Written instruction: Give the data again with every "plot-area" changed to "plot-region", leaving everything else untouched.

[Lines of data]
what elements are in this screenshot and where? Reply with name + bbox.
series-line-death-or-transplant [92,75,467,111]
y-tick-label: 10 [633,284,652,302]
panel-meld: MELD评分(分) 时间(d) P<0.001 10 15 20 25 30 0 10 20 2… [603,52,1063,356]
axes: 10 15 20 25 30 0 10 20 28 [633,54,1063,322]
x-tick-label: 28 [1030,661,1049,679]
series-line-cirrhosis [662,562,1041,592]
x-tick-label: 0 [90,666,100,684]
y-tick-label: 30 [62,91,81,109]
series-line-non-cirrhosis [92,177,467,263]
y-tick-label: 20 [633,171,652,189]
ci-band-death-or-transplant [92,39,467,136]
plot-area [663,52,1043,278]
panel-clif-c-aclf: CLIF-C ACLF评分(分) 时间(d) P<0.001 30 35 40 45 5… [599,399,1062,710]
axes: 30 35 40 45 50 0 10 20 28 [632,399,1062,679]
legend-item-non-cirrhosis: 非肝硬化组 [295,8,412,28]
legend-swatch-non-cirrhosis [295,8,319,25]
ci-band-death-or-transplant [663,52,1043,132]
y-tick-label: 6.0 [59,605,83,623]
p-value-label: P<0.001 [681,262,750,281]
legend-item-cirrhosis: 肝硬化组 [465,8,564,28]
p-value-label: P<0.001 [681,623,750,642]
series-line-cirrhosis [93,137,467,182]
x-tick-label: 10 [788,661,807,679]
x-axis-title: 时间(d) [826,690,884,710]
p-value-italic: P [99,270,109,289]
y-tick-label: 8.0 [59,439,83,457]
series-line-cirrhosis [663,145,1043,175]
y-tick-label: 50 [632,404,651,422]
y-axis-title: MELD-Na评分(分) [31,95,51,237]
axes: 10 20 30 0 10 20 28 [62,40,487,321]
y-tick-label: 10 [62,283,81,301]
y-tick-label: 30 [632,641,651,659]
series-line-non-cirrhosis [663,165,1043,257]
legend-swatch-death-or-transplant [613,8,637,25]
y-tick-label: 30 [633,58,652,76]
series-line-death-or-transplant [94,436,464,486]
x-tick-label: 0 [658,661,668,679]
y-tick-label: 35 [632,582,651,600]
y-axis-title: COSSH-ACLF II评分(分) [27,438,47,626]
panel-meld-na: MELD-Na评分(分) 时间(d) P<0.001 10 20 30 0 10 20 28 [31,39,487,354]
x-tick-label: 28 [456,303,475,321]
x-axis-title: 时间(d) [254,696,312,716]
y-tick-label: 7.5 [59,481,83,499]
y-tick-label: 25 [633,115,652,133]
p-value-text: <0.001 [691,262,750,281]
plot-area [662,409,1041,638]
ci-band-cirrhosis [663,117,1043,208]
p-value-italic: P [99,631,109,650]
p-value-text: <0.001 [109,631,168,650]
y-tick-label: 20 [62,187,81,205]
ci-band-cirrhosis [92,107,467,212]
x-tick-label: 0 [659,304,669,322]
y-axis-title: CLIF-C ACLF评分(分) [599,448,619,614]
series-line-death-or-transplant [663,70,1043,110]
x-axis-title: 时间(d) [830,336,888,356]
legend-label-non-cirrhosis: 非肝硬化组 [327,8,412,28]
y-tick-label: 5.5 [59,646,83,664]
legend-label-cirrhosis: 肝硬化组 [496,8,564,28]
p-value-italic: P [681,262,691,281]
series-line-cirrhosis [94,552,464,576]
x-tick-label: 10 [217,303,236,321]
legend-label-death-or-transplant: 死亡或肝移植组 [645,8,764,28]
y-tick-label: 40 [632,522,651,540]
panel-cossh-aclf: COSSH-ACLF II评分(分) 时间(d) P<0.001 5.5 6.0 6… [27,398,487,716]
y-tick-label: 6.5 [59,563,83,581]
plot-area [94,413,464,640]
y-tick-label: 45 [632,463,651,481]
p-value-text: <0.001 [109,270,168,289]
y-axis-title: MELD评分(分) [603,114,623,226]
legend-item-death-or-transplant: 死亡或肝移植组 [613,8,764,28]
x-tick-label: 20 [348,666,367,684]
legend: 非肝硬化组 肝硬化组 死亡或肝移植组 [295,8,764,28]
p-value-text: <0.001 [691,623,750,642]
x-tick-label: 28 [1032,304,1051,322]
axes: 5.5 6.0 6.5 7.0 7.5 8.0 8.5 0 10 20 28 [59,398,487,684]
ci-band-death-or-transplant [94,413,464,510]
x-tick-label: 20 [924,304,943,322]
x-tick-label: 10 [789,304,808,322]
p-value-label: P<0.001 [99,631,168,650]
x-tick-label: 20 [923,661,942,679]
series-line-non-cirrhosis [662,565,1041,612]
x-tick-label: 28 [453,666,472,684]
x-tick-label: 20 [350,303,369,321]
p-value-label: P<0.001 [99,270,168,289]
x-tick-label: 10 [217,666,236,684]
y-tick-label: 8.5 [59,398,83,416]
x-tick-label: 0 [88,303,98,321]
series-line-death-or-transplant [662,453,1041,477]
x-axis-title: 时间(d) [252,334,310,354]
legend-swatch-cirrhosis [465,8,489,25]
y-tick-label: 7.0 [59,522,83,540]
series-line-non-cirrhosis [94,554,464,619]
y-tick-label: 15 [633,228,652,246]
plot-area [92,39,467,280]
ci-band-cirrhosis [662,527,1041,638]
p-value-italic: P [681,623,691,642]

Response for this exercise:
what elements are in this screenshot and where? Reply with name + bbox.
series-line-death-or-transplant [92,75,467,111]
y-tick-label: 10 [633,284,652,302]
panel-meld: MELD评分(分) 时间(d) P<0.001 10 15 20 25 30 0 10 20 2… [603,52,1063,356]
axes: 10 15 20 25 30 0 10 20 28 [633,54,1063,322]
x-tick-label: 28 [1030,661,1049,679]
series-line-cirrhosis [662,562,1041,592]
x-tick-label: 0 [90,666,100,684]
y-tick-label: 30 [62,91,81,109]
series-line-non-cirrhosis [92,177,467,263]
y-tick-label: 20 [633,171,652,189]
ci-band-death-or-transplant [92,39,467,136]
plot-region [663,52,1043,278]
panel-clif-c-aclf: CLIF-C ACLF评分(分) 时间(d) P<0.001 30 35 40 45 5… [599,399,1062,710]
axes: 30 35 40 45 50 0 10 20 28 [632,399,1062,679]
legend-item-non-cirrhosis: 非肝硬化组 [295,8,412,28]
legend-swatch-non-cirrhosis [295,8,319,25]
ci-band-death-or-transplant [663,52,1043,132]
y-tick-label: 6.0 [59,605,83,623]
p-value-label: P<0.001 [681,262,750,281]
legend-item-cirrhosis: 肝硬化组 [465,8,564,28]
p-value-label: P<0.001 [681,623,750,642]
series-line-cirrhosis [93,137,467,182]
x-tick-label: 10 [788,661,807,679]
x-axis-title: 时间(d) [826,690,884,710]
p-value-italic: P [99,270,109,289]
y-tick-label: 8.0 [59,439,83,457]
series-line-cirrhosis [663,145,1043,175]
y-tick-label: 50 [632,404,651,422]
y-axis-title: MELD-Na评分(分) [31,95,51,237]
axes: 10 20 30 0 10 20 28 [62,40,487,321]
y-tick-label: 10 [62,283,81,301]
y-tick-label: 30 [632,641,651,659]
series-line-non-cirrhosis [663,165,1043,257]
legend-swatch-death-or-transplant [613,8,637,25]
y-tick-label: 30 [633,58,652,76]
series-line-death-or-transplant [94,436,464,486]
x-tick-label: 0 [658,661,668,679]
y-tick-label: 35 [632,582,651,600]
y-axis-title: COSSH-ACLF II评分(分) [27,438,47,626]
panel-meld-na: MELD-Na评分(分) 时间(d) P<0.001 10 20 30 0 10 20 28 [31,39,487,354]
x-tick-label: 28 [456,303,475,321]
x-axis-title: 时间(d) [254,696,312,716]
y-tick-label: 7.5 [59,481,83,499]
y-tick-label: 25 [633,115,652,133]
p-value-text: <0.001 [691,262,750,281]
plot-region [662,409,1041,638]
ci-band-cirrhosis [663,117,1043,208]
p-value-italic: P [99,631,109,650]
p-value-text: <0.001 [109,631,168,650]
y-tick-label: 20 [62,187,81,205]
ci-band-cirrhosis [92,107,467,212]
x-tick-label: 0 [659,304,669,322]
y-axis-title: CLIF-C ACLF评分(分) [599,448,619,614]
series-line-death-or-transplant [663,70,1043,110]
x-axis-title: 时间(d) [830,336,888,356]
legend-label-non-cirrhosis: 非肝硬化组 [327,8,412,28]
y-tick-label: 5.5 [59,646,83,664]
legend-label-cirrhosis: 肝硬化组 [496,8,564,28]
p-value-italic: P [681,262,691,281]
series-line-cirrhosis [94,552,464,576]
x-tick-label: 10 [217,303,236,321]
legend-label-death-or-transplant: 死亡或肝移植组 [645,8,764,28]
y-tick-label: 40 [632,522,651,540]
panel-cossh-aclf: COSSH-ACLF II评分(分) 时间(d) P<0.001 5.5 6.0 6… [27,398,487,716]
y-tick-label: 6.5 [59,563,83,581]
plot-region [94,413,464,640]
y-tick-label: 45 [632,463,651,481]
p-value-text: <0.001 [109,270,168,289]
y-axis-title: MELD评分(分) [603,114,623,226]
legend-item-death-or-transplant: 死亡或肝移植组 [613,8,764,28]
x-tick-label: 20 [348,666,367,684]
legend: 非肝硬化组 肝硬化组 死亡或肝移植组 [295,8,764,28]
p-value-text: <0.001 [691,623,750,642]
x-tick-label: 28 [1032,304,1051,322]
axes: 5.5 6.0 6.5 7.0 7.5 8.0 8.5 0 10 20 28 [59,398,487,684]
ci-band-death-or-transplant [94,413,464,510]
x-tick-label: 20 [924,304,943,322]
x-tick-label: 10 [789,304,808,322]
p-value-label: P<0.001 [99,631,168,650]
x-tick-label: 20 [923,661,942,679]
series-line-non-cirrhosis [662,565,1041,612]
x-tick-label: 28 [453,666,472,684]
x-tick-label: 20 [350,303,369,321]
p-value-label: P<0.001 [99,270,168,289]
x-tick-label: 10 [217,666,236,684]
y-tick-label: 8.5 [59,398,83,416]
x-tick-label: 0 [88,303,98,321]
series-line-death-or-transplant [662,453,1041,477]
x-axis-title: 时间(d) [252,334,310,354]
legend-swatch-cirrhosis [465,8,489,25]
y-tick-label: 7.0 [59,522,83,540]
series-line-non-cirrhosis [94,554,464,619]
y-tick-label: 15 [633,228,652,246]
plot-region [92,39,467,280]
ci-band-cirrhosis [662,527,1041,638]
p-value-italic: P [681,623,691,642]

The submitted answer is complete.